Document excerpt:
####################
# Talbot express 2.5 d weight



## Foxie (Dec 11, 2017)

Hi can anyone tell me the weight of a Talbot express 2.5d 1300d.it is a 1990 reg. Cheers all and have a good xmass


----------



## delicagirl (Dec 11, 2017)

Foxie said:


> Hi can anyone tell me the weight of a Talbot express 2.5d 1300d.it is a 1990 reg. Cheers all and have a good xmass



weights are often found on your vehicle registration document....    mie isn't  ..  maybe yours isn't either.  Or there could be a plate riveted onto the van somewhere showing gross and net weights....   look in the engine compartment.  

other members here who are talbot owners may have more info...


----------



## Deleted member 5816 (Dec 11, 2017)

All different go to a weighbridge and weigh your own.

Alf



Foxie said:


> Hi can anyone tell me the weight of a Talbot express 2.5d 1300d.it is a 1990 reg. Cheers all and have a good xmass


----------



## ricc (Dec 11, 2017)

are you wanting the unladen weight of an empty panal van, or the max weight of a fully laden motorhome, or something in between.


the only thing i can glean , is the 1300d probably referes to a 1300 kilo allowable load  either in a van or on a chassis cab.
####################
What you will do:
**a.** Answer these questions about the Talbot Express thread:
(i) What year is the van's registration?
(ii) Where does delicagirl suggest looking for a plate showing gross and net weights?
(iii) According to ricc, what does "1300d" probably refer to?
**b.** Reproduce everything in the Talbot Express thread from "## Foxie (Dec" down to "delicagirl (Dec 11, 2017)".
####################
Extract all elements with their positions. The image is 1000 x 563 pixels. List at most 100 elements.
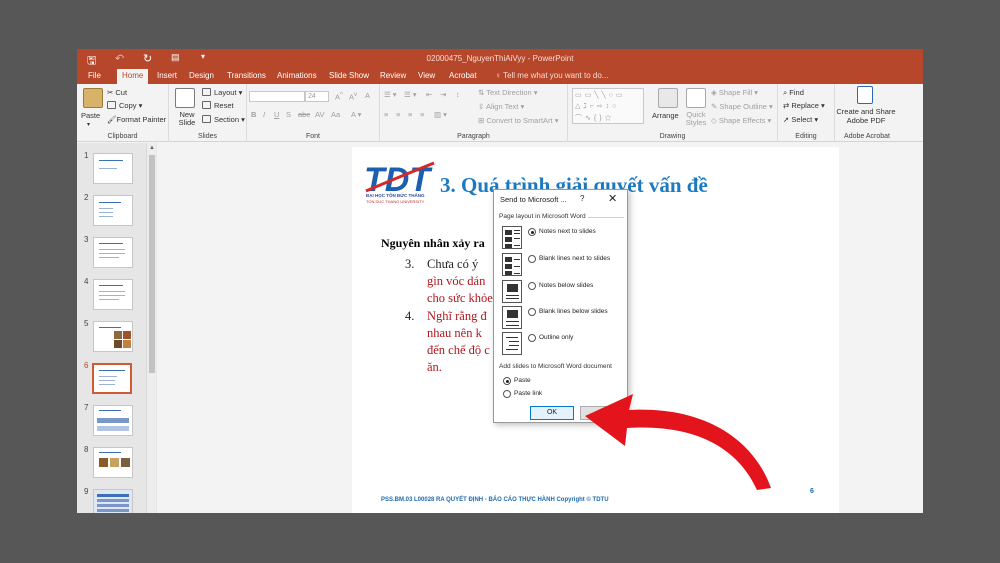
create-pdf-icon[interactable] xyxy=(857,86,873,104)
notes-below-radio[interactable] xyxy=(528,282,536,290)
shadow-button[interactable]: S xyxy=(286,110,291,119)
tab-animations[interactable]: Animations xyxy=(277,71,317,80)
find-button[interactable]: ⌕ Find xyxy=(783,88,804,98)
paste-icon[interactable] xyxy=(83,88,103,108)
font-size-input[interactable]: 24 xyxy=(305,91,329,102)
shape-effects-button[interactable]: ◇ Shape Effects ▾ xyxy=(711,116,771,125)
slide-thumbnail-2[interactable] xyxy=(93,195,133,226)
quick-styles-icon[interactable] xyxy=(686,88,706,108)
increase-font-icon[interactable]: A^ xyxy=(335,91,343,102)
shape-fill-button[interactable]: ◈ Shape Fill ▾ xyxy=(711,88,758,97)
bullets-icon[interactable]: ☰ ▾ xyxy=(384,90,397,99)
slide-thumbnail-5[interactable] xyxy=(93,321,133,352)
slide-thumbnail-8[interactable] xyxy=(93,447,133,478)
strikethrough-button[interactable]: abc xyxy=(298,110,310,119)
new-slide-button[interactable]: New Slide xyxy=(174,111,200,127)
help-button[interactable]: ? xyxy=(580,194,584,203)
shape-outline-button[interactable]: ✎ Shape Outline ▾ xyxy=(711,102,773,111)
thumbnails-scrollbar[interactable]: ▲ xyxy=(146,143,156,513)
tell-me-search[interactable]: ♀ Tell me what you want to do... xyxy=(495,71,608,80)
tab-insert[interactable]: Insert xyxy=(157,71,177,80)
notes-next-label[interactable]: Notes next to slides xyxy=(539,228,596,235)
outline-only-radio[interactable] xyxy=(528,334,536,342)
quick-styles-button[interactable]: Quick Styles xyxy=(681,111,711,127)
cause-heading[interactable]: Nguyên nhân xảy ra xyxy=(381,236,485,251)
arrange-button[interactable]: Arrange xyxy=(652,111,679,120)
item-text-line[interactable]: Nghĩ rằng đ xyxy=(427,309,487,324)
select-button[interactable]: ➚ Select ▾ xyxy=(783,115,818,124)
font-color-button[interactable]: A ▾ xyxy=(351,110,361,119)
font-name-input[interactable] xyxy=(249,91,305,102)
paste-radio[interactable] xyxy=(503,377,511,385)
cut-button[interactable]: ✂ Cut xyxy=(107,88,127,97)
tab-design[interactable]: Design xyxy=(189,71,214,80)
shapes-gallery[interactable]: ▭▭╲╲○▭ △ℷ⌐⇨↕○ ⌒∿{}☆ xyxy=(572,88,644,124)
tab-view[interactable]: View xyxy=(418,71,435,80)
scroll-up-icon[interactable]: ▲ xyxy=(147,143,157,153)
scrollbar-handle[interactable] xyxy=(149,155,155,373)
layout-label: Layout xyxy=(214,88,237,97)
align-text-button[interactable]: ⇳ Align Text ▾ xyxy=(478,102,524,111)
create-share-pdf-button[interactable]: Create and Share Adobe PDF xyxy=(835,107,897,125)
tab-transitions[interactable]: Transitions xyxy=(227,71,266,80)
numbering-icon[interactable]: ☰ ▾ xyxy=(404,90,417,99)
convert-smartart-button[interactable]: ⊞ Convert to SmartArt ▾ xyxy=(478,116,559,125)
paste-label[interactable]: Paste xyxy=(514,377,531,384)
align-right-icon[interactable]: ≡ xyxy=(408,110,412,119)
tab-review[interactable]: Review xyxy=(380,71,406,80)
slide-thumbnail-1[interactable] xyxy=(93,153,133,184)
bold-button[interactable]: B xyxy=(251,110,256,119)
clear-format-icon[interactable]: A xyxy=(365,91,370,100)
slide-thumbnail-3[interactable] xyxy=(93,237,133,268)
slide-thumbnail-6[interactable] xyxy=(92,363,132,394)
notes-below-label[interactable]: Notes below slides xyxy=(539,282,593,289)
copy-button[interactable]: Copy ▾ xyxy=(107,101,142,110)
tab-home[interactable]: Home xyxy=(117,69,149,84)
section-button[interactable]: Section ▾ xyxy=(202,115,245,124)
align-left-icon[interactable]: ≡ xyxy=(384,110,388,119)
paste-dropdown-icon[interactable]: ▾ xyxy=(87,121,90,128)
italic-button[interactable]: I xyxy=(263,110,265,119)
item-text-line[interactable]: đến chế độ c xyxy=(427,343,490,358)
outline-only-label[interactable]: Outline only xyxy=(539,334,573,341)
underline-button[interactable]: U xyxy=(274,110,279,119)
slide-thumbnail-7[interactable] xyxy=(93,405,133,436)
slide-thumbnail-9[interactable] xyxy=(93,489,133,513)
blank-lines-below-label[interactable]: Blank lines below slides xyxy=(539,308,608,315)
columns-icon[interactable]: ▥ ▾ xyxy=(434,110,447,119)
close-button[interactable]: ✕ xyxy=(608,192,617,205)
paste-link-label[interactable]: Paste link xyxy=(514,390,542,397)
notes-next-radio[interactable] xyxy=(528,228,536,236)
new-slide-icon[interactable] xyxy=(175,88,195,108)
char-spacing-button[interactable]: AV xyxy=(315,110,324,119)
tab-acrobat[interactable]: Acrobat xyxy=(449,71,477,80)
decrease-font-icon[interactable]: Av xyxy=(349,91,357,102)
ok-button[interactable]: OK xyxy=(530,406,574,420)
format-painter-button[interactable]: 🖌Format Painter xyxy=(107,115,166,124)
align-center-icon[interactable]: ≡ xyxy=(396,110,400,119)
arrange-icon[interactable] xyxy=(658,88,678,108)
paste-link-radio[interactable] xyxy=(503,390,511,398)
tab-slide-show[interactable]: Slide Show xyxy=(329,71,369,80)
change-case-button[interactable]: Aa xyxy=(331,110,340,119)
item-text-line[interactable]: gìn vóc dán xyxy=(427,274,485,289)
increase-indent-icon[interactable]: ⇥ xyxy=(440,90,446,99)
blank-lines-next-label[interactable]: Blank lines next to slides xyxy=(539,255,610,262)
blank-lines-next-radio[interactable] xyxy=(528,255,536,263)
slide-thumbnail-4[interactable] xyxy=(93,279,133,310)
justify-icon[interactable]: ≡ xyxy=(420,110,424,119)
tab-file[interactable]: File xyxy=(88,71,101,80)
line-spacing-icon[interactable]: ↕ xyxy=(456,90,460,99)
item-text-line[interactable]: Chưa có ý xyxy=(427,257,478,272)
item-text-line[interactable]: ăn. xyxy=(427,360,442,375)
item-text-line[interactable]: cho sức khỏe xyxy=(427,291,493,306)
thumb-title-line xyxy=(99,452,121,453)
replace-button[interactable]: ⇄ Replace ▾ xyxy=(783,101,825,110)
decrease-indent-icon[interactable]: ⇤ xyxy=(426,90,432,99)
reset-button[interactable]: Reset xyxy=(202,101,234,110)
paste-button[interactable]: Paste xyxy=(81,111,100,120)
blank-lines-below-radio[interactable] xyxy=(528,308,536,316)
layout-button[interactable]: Layout ▾ xyxy=(202,88,242,97)
item-text-line[interactable]: nhau nên k xyxy=(427,326,482,341)
text-direction-button[interactable]: ⇅ Text Direction ▾ xyxy=(478,88,538,97)
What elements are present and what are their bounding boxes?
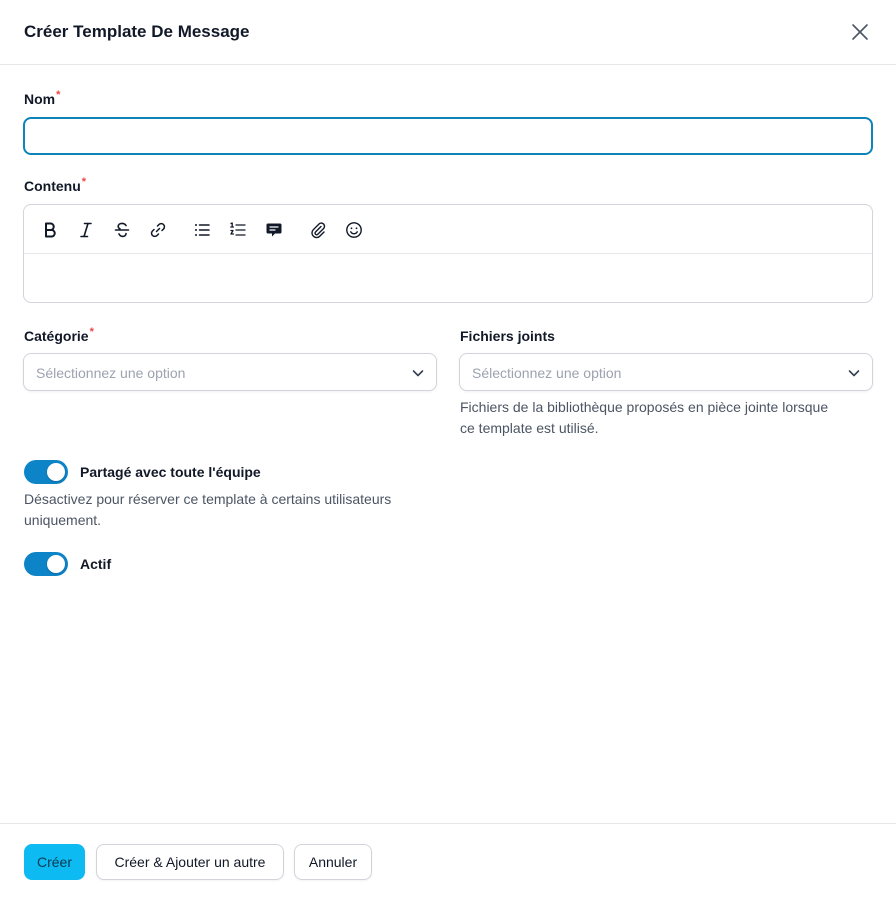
editor-toolbar xyxy=(24,205,872,254)
bold-icon xyxy=(45,222,56,238)
link-icon xyxy=(150,222,166,238)
required-mark: * xyxy=(81,176,87,188)
fichiers-joints-label: Fichiers joints xyxy=(460,328,555,344)
partage-toggle-label: Partagé avec toute l'équipe xyxy=(80,464,261,480)
cancel-button[interactable]: Annuler xyxy=(294,844,372,880)
comment-icon xyxy=(266,223,282,237)
partage-help-line: uniquement. xyxy=(24,512,102,528)
required-mark: * xyxy=(56,89,61,101)
contenu-label-text: Contenu xyxy=(24,178,81,194)
italic-button[interactable] xyxy=(74,218,98,242)
bullet-list-icon xyxy=(195,224,210,236)
link-button[interactable] xyxy=(146,218,170,242)
nom-label: Nom* xyxy=(24,89,61,107)
rich-text-editor xyxy=(23,204,873,303)
toggle-knob xyxy=(47,463,65,481)
fichiers-joints-help: Fichiers de la bibliothèque proposés en … xyxy=(460,397,828,439)
partage-help: Désactivez pour réserver ce template à c… xyxy=(24,489,391,531)
partage-help-line: Désactivez pour réserver ce template à c… xyxy=(24,491,392,507)
chevron-down-icon xyxy=(848,370,860,377)
numbered-list-button[interactable] xyxy=(226,218,250,242)
numbered-list-icon xyxy=(230,222,246,236)
create-button[interactable]: Créer xyxy=(24,844,85,880)
actif-toggle[interactable] xyxy=(24,552,68,576)
categorie-select[interactable]: Sélectionnez une option xyxy=(23,353,437,391)
required-mark: * xyxy=(89,326,94,338)
editor-content-area[interactable] xyxy=(24,254,872,302)
modal-header: Créer Template De Message xyxy=(0,0,896,65)
create-add-another-button[interactable]: Créer & Ajouter un autre xyxy=(96,844,284,880)
categorie-label: Catégorie* xyxy=(24,326,94,344)
contenu-label: Contenu* xyxy=(24,176,87,194)
partage-toggle[interactable] xyxy=(24,460,68,484)
comment-button[interactable] xyxy=(262,218,286,242)
footer-divider xyxy=(0,823,896,824)
attachment-icon xyxy=(311,222,326,239)
italic-icon xyxy=(80,222,92,238)
close-button[interactable] xyxy=(846,18,874,46)
attachment-button[interactable] xyxy=(306,218,330,242)
nom-input[interactable] xyxy=(23,117,873,155)
fichiers-joints-select-placeholder: Sélectionnez une option xyxy=(472,365,622,381)
strikethrough-icon xyxy=(114,222,130,238)
strikethrough-button[interactable] xyxy=(110,218,134,242)
fichiers-joints-help-line: Fichiers de la bibliothèque proposés en … xyxy=(460,399,829,415)
categorie-label-text: Catégorie xyxy=(24,328,89,344)
chevron-down-icon xyxy=(412,370,424,377)
actif-toggle-label: Actif xyxy=(80,556,112,572)
toggle-knob xyxy=(47,555,65,573)
close-icon xyxy=(852,24,868,40)
categorie-select-placeholder: Sélectionnez une option xyxy=(36,365,186,381)
fichiers-joints-help-line: ce template est utilisé. xyxy=(460,420,599,436)
bullet-list-button[interactable] xyxy=(190,218,214,242)
emoji-icon xyxy=(346,222,362,238)
bold-button[interactable] xyxy=(38,218,62,242)
fichiers-joints-select[interactable]: Sélectionnez une option xyxy=(459,353,873,391)
emoji-button[interactable] xyxy=(342,218,366,242)
nom-label-text: Nom xyxy=(24,91,56,107)
modal-title: Créer Template De Message xyxy=(24,22,250,41)
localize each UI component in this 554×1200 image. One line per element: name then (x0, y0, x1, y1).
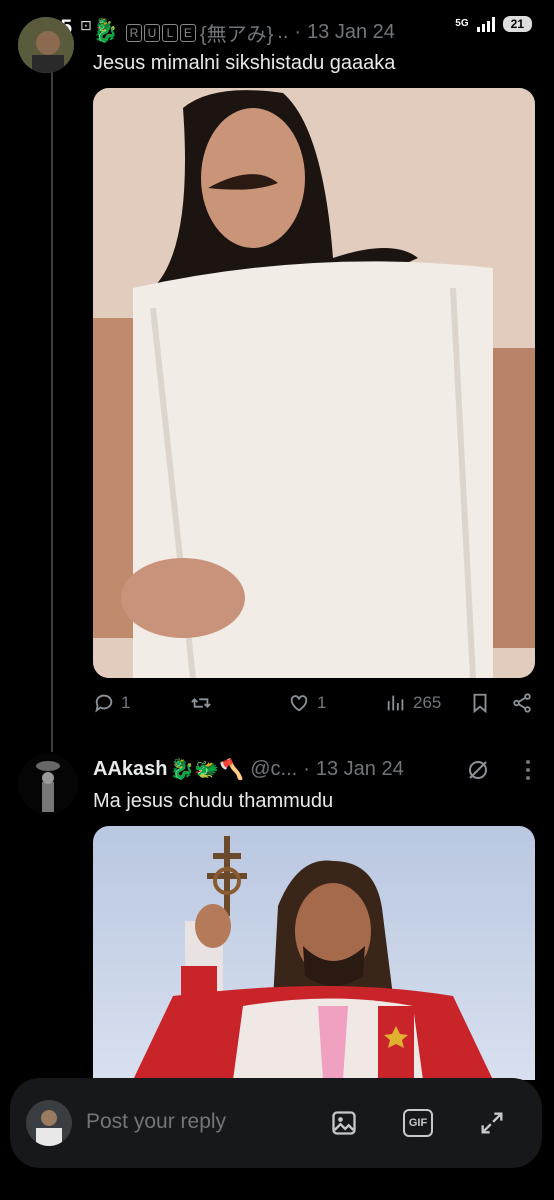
tweet1-date[interactable]: 13 Jan 24 (307, 21, 395, 44)
expand-icon (481, 1112, 503, 1134)
grok-button[interactable] (466, 758, 490, 787)
tweet1-photo (93, 88, 535, 678)
image-button[interactable] (327, 1106, 361, 1140)
grok-icon (469, 761, 487, 779)
bookmark-button[interactable] (469, 692, 491, 714)
like-count: 1 (317, 693, 327, 712)
tweet1-image[interactable] (93, 88, 535, 678)
expand-button[interactable] (475, 1106, 509, 1140)
image-icon (332, 1111, 356, 1135)
tweet2-emojis: 🐉🐲🪓 (169, 759, 245, 781)
reply-input[interactable]: Post your reply (86, 1110, 226, 1134)
heart-icon (290, 695, 308, 712)
share-icon (513, 693, 531, 713)
avatar-image (18, 17, 74, 73)
tweet2-handle[interactable]: @c... (250, 758, 297, 781)
views-button[interactable]: 265 (385, 692, 441, 714)
views-count: 265 (413, 693, 442, 712)
screenshot-icon: ⊡ (80, 17, 92, 33)
battery-badge: 21 (502, 16, 532, 32)
tweet1-header: 🐉 RULE {無アみ} .. · 13 Jan 24 (93, 18, 395, 47)
tweet2-separator: · (303, 758, 310, 780)
tweet2-date[interactable]: 13 Jan 24 (316, 758, 404, 781)
retweet-icon (191, 698, 211, 708)
thread-line (51, 72, 53, 752)
retweet-button[interactable] (189, 692, 219, 714)
more-options-icon[interactable] (526, 760, 530, 780)
like-button[interactable]: 1 (287, 692, 326, 714)
tweet1-avatar[interactable] (18, 17, 74, 73)
tweet2-photo (93, 826, 535, 1080)
avatar-image (18, 754, 78, 814)
reply-button[interactable]: 1 (93, 692, 130, 714)
tweet1-name-suffix: {無アみ} (199, 24, 274, 46)
tweet2-avatar[interactable] (18, 754, 78, 814)
tweet2-name[interactable]: AAkash (93, 758, 167, 781)
bookmark-icon (473, 693, 487, 714)
gif-button[interactable]: GIF (401, 1106, 435, 1140)
tweet1-text: Jesus mimalni sikshistadu gaaaka (93, 52, 396, 74)
tweet2-image[interactable] (93, 826, 535, 1080)
avatar-image (26, 1100, 72, 1146)
share-button[interactable] (511, 692, 533, 714)
tweet1-action-bar: 1 1 265 (93, 692, 539, 724)
signal-icon (476, 16, 495, 32)
reply-avatar[interactable] (26, 1100, 72, 1146)
reply-count: 1 (121, 693, 131, 712)
reply-icon (95, 694, 113, 713)
status-right: 5G 21 (455, 16, 532, 32)
tweet2-text: Ma jesus chudu thammudu (93, 790, 334, 812)
tweet2-header: AAkash 🐉🐲🪓 @c... · 13 Jan 24 (93, 757, 404, 782)
dragon-emoji-icon: 🐉 (93, 22, 118, 44)
reply-composer[interactable]: Post your reply GIF (10, 1078, 542, 1168)
tweet1-ellipsis: .. (277, 21, 289, 43)
tweet1-separator: · (294, 21, 302, 43)
tweet1-name[interactable]: RULE (125, 23, 196, 42)
views-icon (387, 695, 404, 711)
network-indicator: 5G (455, 18, 469, 29)
gif-icon: GIF (403, 1109, 433, 1137)
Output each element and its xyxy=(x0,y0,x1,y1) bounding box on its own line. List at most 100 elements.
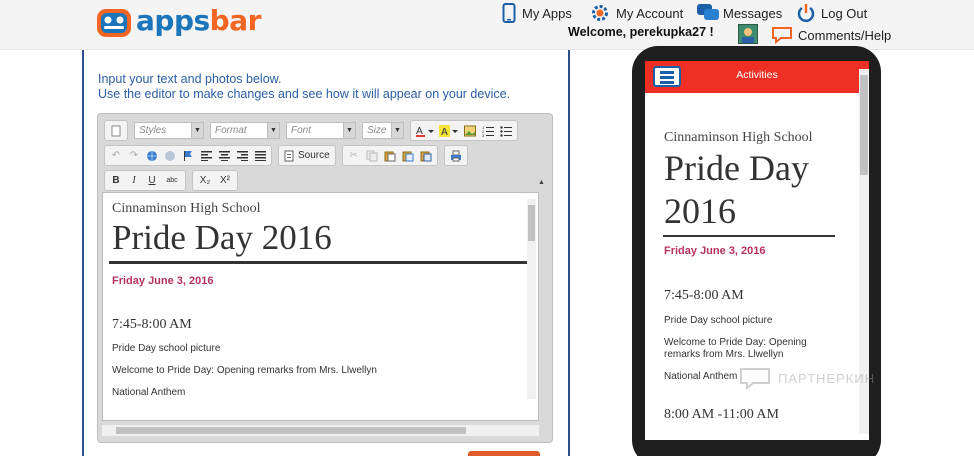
####################
Problem solutions:
**a.**
(i) 1990.
(ii) In the engine compartment.
(iii) A 1300 kilo allowable load, either in a van or on a chassis cab.

**b.**
## Foxie (Dec 11, 2017)

Hi can anyone tell me the weight of a Talbot express 2.5d 1300d.it is a 1990 reg. Cheers all and have a good xmass


----------



## delicagirl (Dec 11, 2017)